* **Task**: Without the pictures, copy the entries below word for word.

-- START OF Task inputs --

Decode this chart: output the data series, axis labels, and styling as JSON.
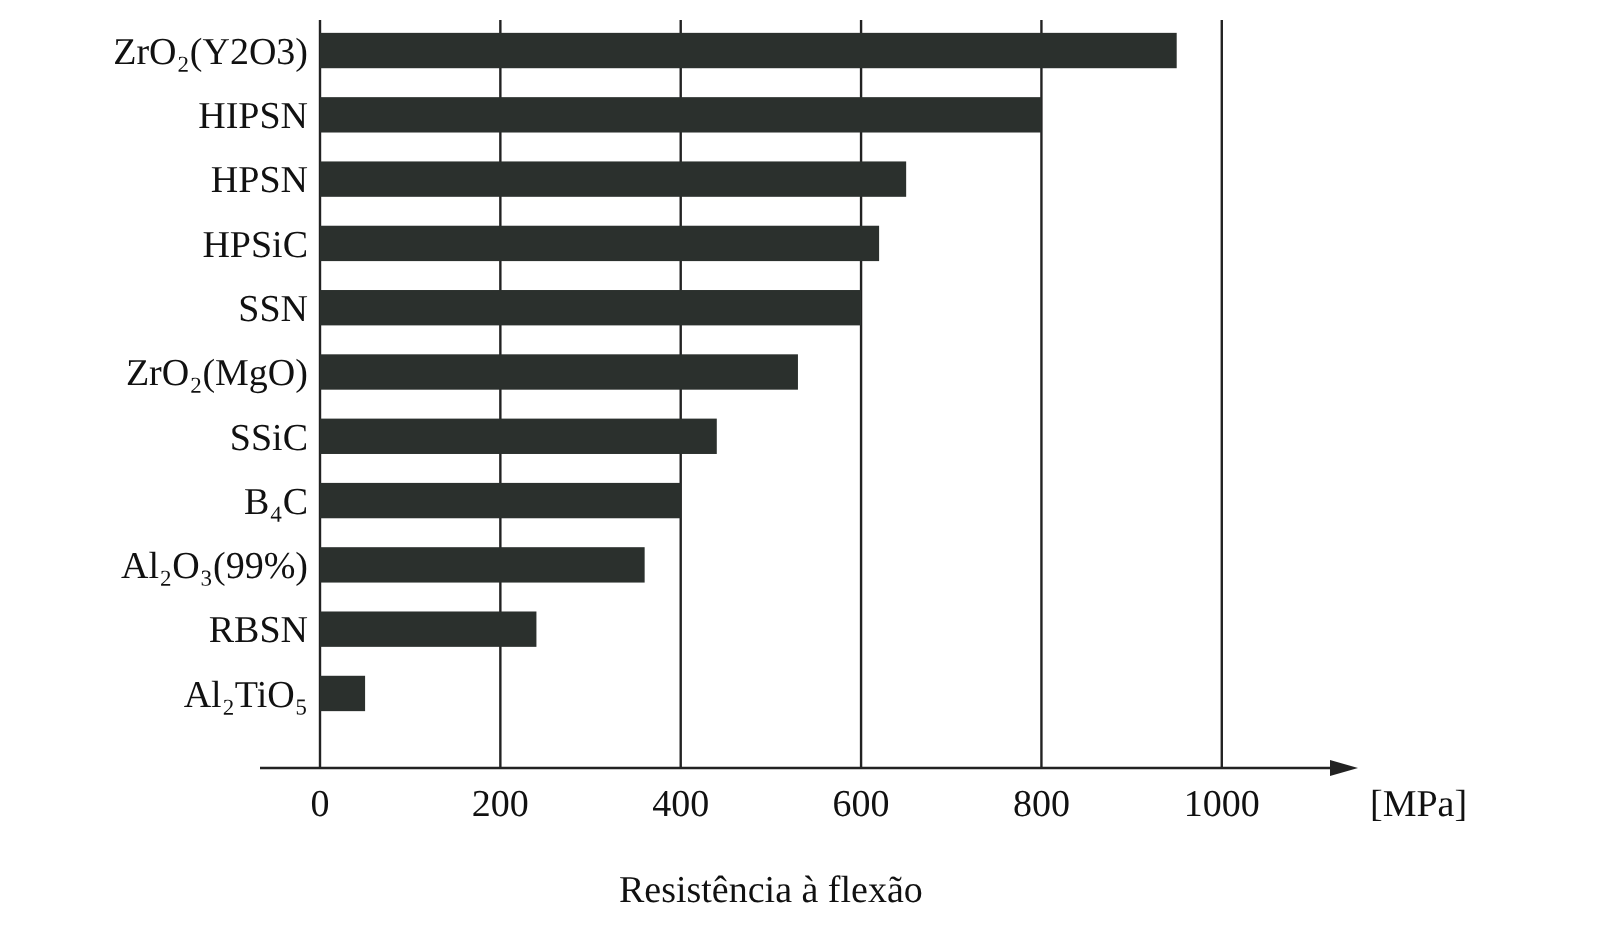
{
  "chart_data": {
    "type": "bar",
    "orientation": "horizontal",
    "xlabel": "Resistência à flexão",
    "annotations": [
      "[MPa]"
    ],
    "categories": [
      "ZrO₂(Y2O3)",
      "HIPSN",
      "HPSN",
      "HPSiC",
      "SSN",
      "ZrO₂(MgO)",
      "SSiC",
      "B₄C",
      "Al₂O₃(99%)",
      "RBSN",
      "Al₂TiO₅"
    ],
    "values": [
      950,
      800,
      650,
      620,
      600,
      530,
      440,
      400,
      360,
      240,
      50
    ],
    "color": "#2b302d",
    "xlim": [
      0,
      1120
    ],
    "xticks": [
      0,
      200,
      400,
      600,
      800,
      1000
    ],
    "grid": "x"
  }
}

-- END OF Task inputs --

* **Response below**:
Decode this chart: output the data series, axis labels, and styling as JSON.
{
  "chart_data": {
    "type": "bar",
    "orientation": "horizontal",
    "xlabel": "Resistência à flexão",
    "annotations": [
      "[MPa]"
    ],
    "categories": [
      "ZrO₂(Y2O3)",
      "HIPSN",
      "HPSN",
      "HPSiC",
      "SSN",
      "ZrO₂(MgO)",
      "SSiC",
      "B₄C",
      "Al₂O₃(99%)",
      "RBSN",
      "Al₂TiO₅"
    ],
    "values": [
      950,
      800,
      650,
      620,
      600,
      530,
      440,
      400,
      360,
      240,
      50
    ],
    "color": "#2b302d",
    "xlim": [
      0,
      1120
    ],
    "xticks": [
      0,
      200,
      400,
      600,
      800,
      1000
    ],
    "grid": "x"
  }
}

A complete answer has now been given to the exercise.